:: Extract ::
------------------------------

The previous White House Administration was not interested in helping
the Forest Service out by reinstating them, so our new Administration is
finally taking up the cause and returning this valuable tool to the
hands of forest managers.
APPEALS:
The appeals processes for the Forest Service and BLM are fraught with
opportunities for organized special interests to monkey-wrench perfectly
sound and justifiable forest projects. The fear of appeals and
litigation has lead the Forest Service, for example, to spend 40% of its
time and money “bulletproofing” projects against such challenges,
often without success. What’s worse about these frivolous appeals
is that many of them succeed on the basis of paperwork or procedural
errors -- NOT
because something bad would have happened to the environment as a result
of a proposed project. For this reason, the new proposal would
prevent people and groups from filing last-minute, shotgun-type appeals. Those
wishing to file an appeal will have had to participated in the public
input process from the start, and would not be allowed to file an appeal
on an issue they had not raised in a prior comment letter. This
gives the Forest Service and BLM the opportunity to address people’s
concerns before the project is
finalized; right now, they don’t always have that opportunity.

------------------------------

:: The records ::
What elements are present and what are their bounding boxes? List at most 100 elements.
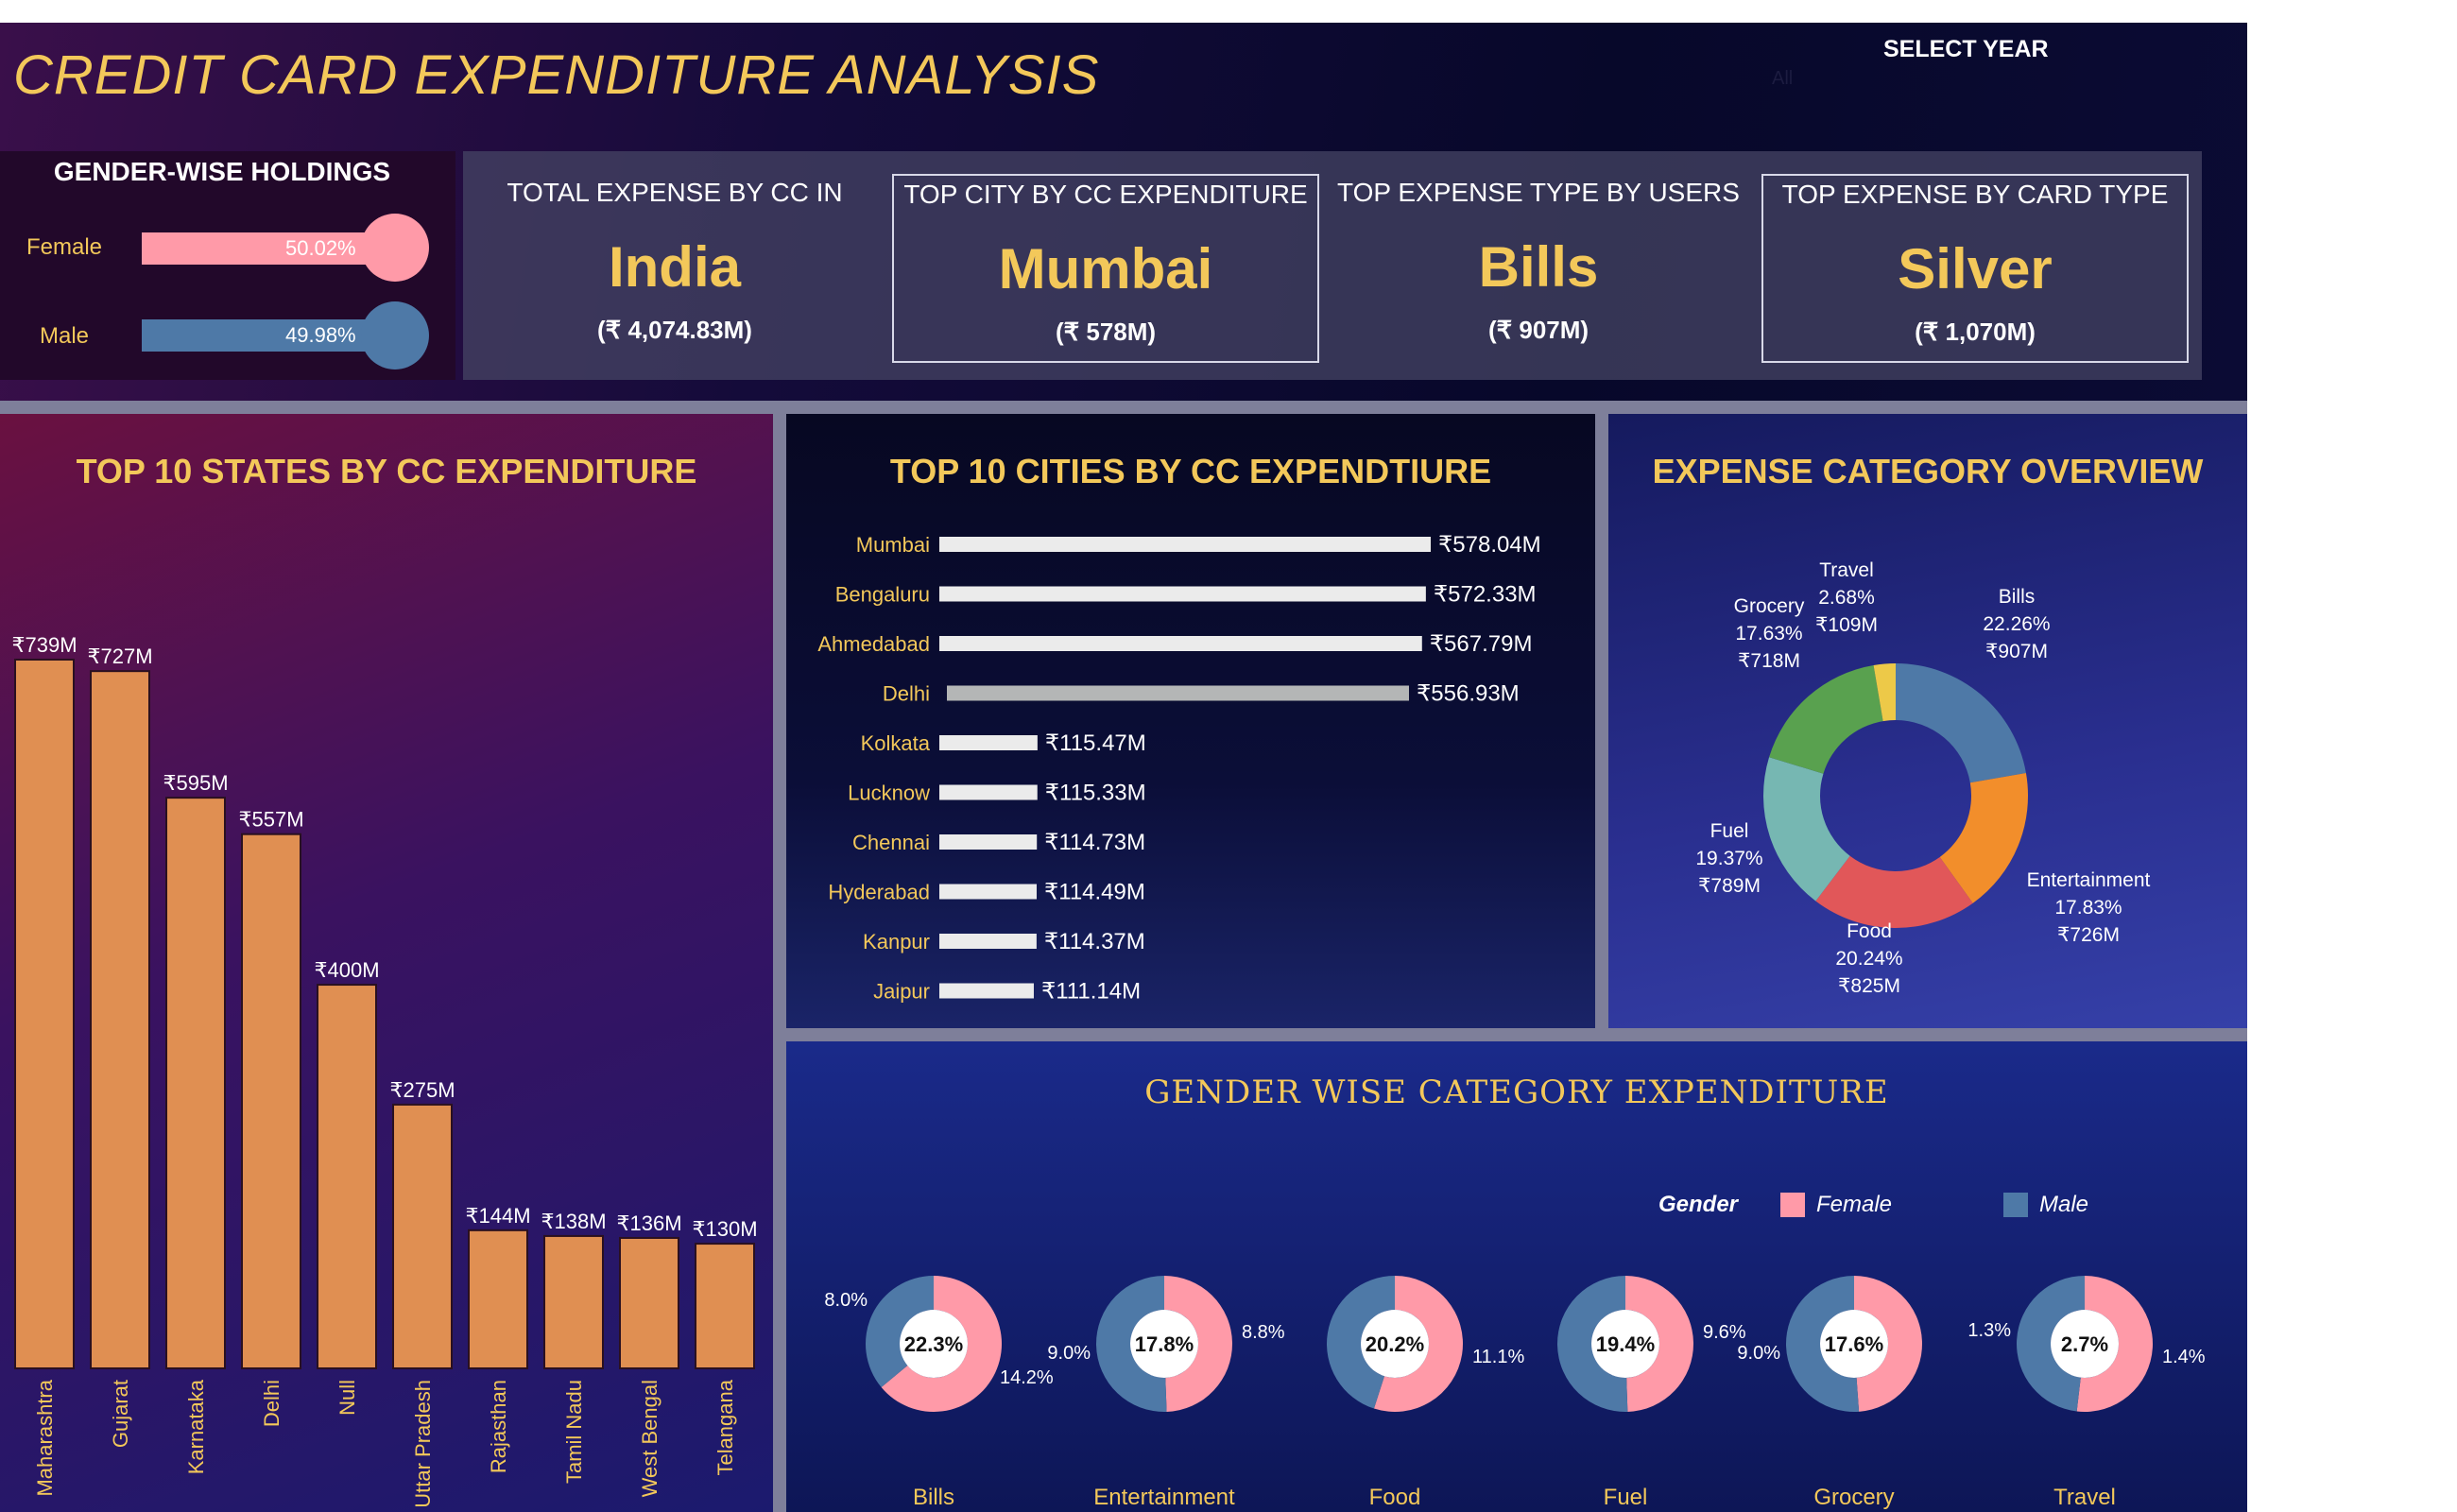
female-pct-label: 14.2%	[1000, 1367, 1054, 1388]
city-bar-value: ₹115.33M	[1045, 781, 1146, 806]
category-slice-label: Food	[1847, 920, 1892, 942]
category-slice	[1769, 664, 1883, 774]
city-bar	[939, 537, 1431, 552]
male-pct-label: 9.0%	[1047, 1343, 1091, 1364]
state-bar-value: ₹136M	[616, 1211, 681, 1235]
kpi-value: Silver	[1898, 237, 2053, 301]
male-holding-pct: 49.98%	[285, 323, 356, 347]
state-category-label: Null	[335, 1380, 359, 1416]
category-slice-label: Bills	[1999, 586, 2036, 608]
kpi-subvalue: (₹ 4,074.83M)	[597, 316, 752, 344]
dashboard-title: CREDIT CARD EXPENDITURE ANALYSIS	[13, 44, 1100, 106]
vertical-divider	[1595, 414, 1608, 1028]
city-label: Chennai	[852, 831, 930, 854]
state-bar-value: ₹727M	[87, 644, 152, 668]
city-bar	[947, 685, 1410, 701]
category-slice-label: ₹109M	[1815, 614, 1878, 636]
gender-category-donuts: Gender Female Male 22.3% 14.2% 8.0% Bills 17.8%…	[824, 1192, 2205, 1510]
state-bar-value: ₹275M	[389, 1078, 455, 1102]
donut-center-value: 20.2%	[1366, 1332, 1424, 1356]
male-label: Male	[40, 323, 90, 349]
donut-category-label: Travel	[2053, 1485, 2116, 1510]
female-pct-label: 9.6%	[1703, 1322, 1746, 1343]
state-bar-value: ₹400M	[314, 958, 379, 982]
kpi-value: India	[608, 235, 741, 299]
kpi-subvalue: (₹ 1,070M)	[1915, 318, 2036, 346]
donut-category-label: Entertainment	[1093, 1485, 1235, 1510]
state-category-label: Maharashtra	[33, 1379, 57, 1496]
city-bar	[939, 934, 1037, 949]
category-slice-label: 22.26%	[1983, 613, 2050, 635]
horizontal-divider	[786, 1028, 2247, 1041]
city-label: Hyderabad	[828, 881, 930, 904]
legend-label: Female	[1816, 1192, 1892, 1217]
kpi-top-city: TOP CITY BY CC EXPENDITURE Mumbai (₹ 578…	[892, 174, 1319, 363]
category-slice-label: 17.63%	[1735, 623, 1802, 644]
horizontal-divider	[0, 401, 2247, 414]
kpi-subvalue: (₹ 907M)	[1487, 316, 1589, 344]
kpi-subvalue: (₹ 578M)	[1055, 318, 1157, 346]
donut-category-label: Fuel	[1604, 1485, 1648, 1510]
state-bar	[165, 797, 226, 1369]
male-pct-label: 1.3%	[1967, 1320, 2011, 1341]
cities-bar-chart: Mumbai ₹578.04M Bengaluru ₹572.33M Ahmedabad…	[817, 532, 1541, 1005]
city-bar-value: ₹567.79M	[1430, 631, 1533, 657]
donut-category-label: Grocery	[1813, 1485, 1894, 1510]
category-slice-label: 19.37%	[1695, 848, 1762, 869]
category-slice-label: ₹726M	[2057, 924, 2120, 946]
female-pct-label: 8.8%	[1242, 1322, 1285, 1343]
male-holding-bar	[142, 319, 395, 352]
legend-title: Gender	[1658, 1192, 1740, 1217]
category-slice	[1896, 663, 2026, 783]
city-bar-value: ₹115.47M	[1045, 730, 1146, 756]
dashboard: CREDIT CARD EXPENDITURE ANALYSIS SELECT …	[0, 23, 2247, 1512]
state-bar-value: ₹595M	[163, 771, 228, 795]
city-bar	[939, 636, 1422, 651]
kpi-value: Bills	[1478, 235, 1599, 299]
female-pct-label: 11.1%	[1472, 1347, 1524, 1367]
city-bar	[939, 586, 1426, 602]
city-label: Delhi	[883, 682, 930, 706]
male-holding-marker	[360, 301, 429, 369]
city-label: Kanpur	[863, 930, 930, 954]
states-bar-chart: ₹739M Maharashtra ₹727M Gujarat ₹595M Karnata…	[11, 633, 757, 1508]
category-slice-label: ₹789M	[1698, 875, 1761, 897]
male-pct-label: 8.0%	[824, 1290, 868, 1311]
city-bar-value: ₹114.73M	[1044, 830, 1145, 855]
gender-holdings-title: GENDER-WISE HOLDINGS	[53, 157, 391, 186]
legend-label: Male	[2039, 1192, 2088, 1217]
state-category-label: Telangana	[713, 1379, 737, 1475]
category-donut-chart: Bills 22.26% ₹907M Entertainment 17.83% ₹726M…	[1695, 559, 2151, 997]
category-slice-label: Entertainment	[2027, 869, 2151, 891]
city-label: Kolkata	[861, 731, 931, 755]
donut-center-value: 19.4%	[1596, 1332, 1655, 1356]
donut-center-value: 22.3%	[904, 1332, 963, 1356]
category-slice-label: Fuel	[1710, 820, 1749, 842]
city-bar	[939, 834, 1038, 850]
state-category-label: Delhi	[260, 1380, 284, 1427]
city-bar	[939, 884, 1037, 900]
city-label: Ahmedabad	[817, 632, 930, 656]
state-category-label: Tamil Nadu	[562, 1380, 586, 1484]
city-bar	[939, 983, 1034, 999]
category-slice-label: 2.68%	[1818, 587, 1875, 609]
kpi-total-expense: TOTAL EXPENSE BY CC IN India (₹ 4,074.83…	[463, 174, 886, 359]
city-bar	[939, 784, 1038, 800]
state-bar	[90, 670, 150, 1369]
female-holding-bar	[142, 232, 395, 265]
city-label: Bengaluru	[835, 583, 930, 607]
state-bar	[695, 1243, 755, 1369]
category-slice-label: Travel	[1819, 559, 1874, 581]
donut-center-value: 17.8%	[1135, 1332, 1194, 1356]
category-slice-label: 20.24%	[1835, 948, 1902, 970]
kpi-value: Mumbai	[998, 237, 1213, 301]
state-bar-value: ₹130M	[692, 1217, 757, 1241]
city-bar-value: ₹578.04M	[1438, 532, 1541, 558]
donut-center-value: 17.6%	[1825, 1332, 1883, 1356]
female-holding-pct: 50.02%	[285, 236, 356, 260]
state-category-label: West Bengal	[638, 1380, 662, 1497]
state-bar	[392, 1103, 453, 1369]
city-bar-value: ₹572.33M	[1434, 582, 1537, 608]
year-filter-dropdown[interactable]: All	[1772, 68, 1793, 90]
female-holding-marker	[361, 214, 429, 282]
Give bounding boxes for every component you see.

------------------------------

:: Set tasks ::
A. Write the entry lines running from the one containing "1367, 1054, 1388]" through the one containing "934, 1037, 949]" as a JSON list of strings, with one string per line and blank lines omitted.
B. Continue the text on Forest Service and BLM appeals from its last sentence.

:: Response list ::
A.
[
  "female-pct-label: 14.2%\t[1000, 1367, 1054, 1388]",
  "city-bar-value: ₹115.33M\t[1045, 781, 1146, 806]",
  "category-slice-label: Food\t[1847, 920, 1892, 942]",
  "category-slice\t[1769, 664, 1883, 774]",
  "city-bar\t[939, 537, 1431, 552]",
  "male-pct-label: 9.0%\t[1047, 1343, 1091, 1364]",
  "state-bar-value: ₹136M\t[616, 1211, 681, 1235]",
  "kpi-value: Silver\t[1898, 237, 2053, 301]",
  "male-holding-pct: 49.98%\t[285, 323, 356, 347]",
  "state-category-label: Null\t[335, 1380, 359, 1416]",
  "category-slice-label: Bills\t[1999, 586, 2036, 608]",
  "kpi-subvalue: (₹ 4,074.83M)\t[597, 316, 752, 344]",
  "dashboard-title: CREDIT CARD EXPENDITURE ANALYSIS\t[13, 44, 1100, 106]",
  "vertical-divider\t[1595, 414, 1608, 1028]",
  "city-label: Chennai\t[852, 831, 930, 854]",
  "state-bar-value: ₹727M\t[87, 644, 152, 668]",
  "city-bar\t[947, 685, 1410, 701]",
  "category-slice-label: ₹109M\t[1815, 614, 1878, 636]",
  "gender-category-donuts: Gender Female Male 22.3% 14.2% 8.0% Bills 17.8%…\t[824, 1192, 2205, 1510]",
  "state-bar-value: ₹275M\t[389, 1078, 455, 1102]",
  "donut-center-value: 20.2%\t[1366, 1332, 1424, 1356]",
  "male-label: Male\t[40, 323, 90, 349]",
  "donut-category-label: Travel\t[2053, 1485, 2116, 1510]",
  "female-pct-label: 9.6%\t[1703, 1322, 1746, 1343]",
  "state-bar-value: ₹400M\t[314, 958, 379, 982]",
  "kpi-value: India\t[608, 235, 741, 299]",
  "kpi-subvalue: (₹ 1,070M)\t[1915, 318, 2036, 346]",
  "donut-category-label: Entertainment\t[1093, 1485, 1235, 1510]",
  "state-category-label: Maharashtra\t[33, 1379, 57, 1496]",
  "city-bar\t[939, 934, 1037, 949]"
]

B.
PLANNING
REGULATIONS: Each National Forest has what’s called a Forest
Plan; these are the ‘programmatic’ documents the Forest Service uses
to set goals and objectives for their particular forest over the next 10
to 15 years. Forest planning decisions affect EVERYONE -- not just
recreationists or
grazers or timber -- everyone, because forest plans are the point at
which the Forest Service decides what balance of multiple uses they
think is appropriate for their forest. Right now, the planning
regulations are a maze of ambiguous and conflicting requirements -- a
process full of holes into which lawsuits can easily be inserted to
eliminate your rights to the benefits that public lands can provide. The
proposed revision of the Planning Regulations clarifies the wishy-washy
concepts, sets clear goals for the Forest Service to meet, and empowers
the Forest Service to return active multiple-use management to our
public landscape through ambitious goal-setting.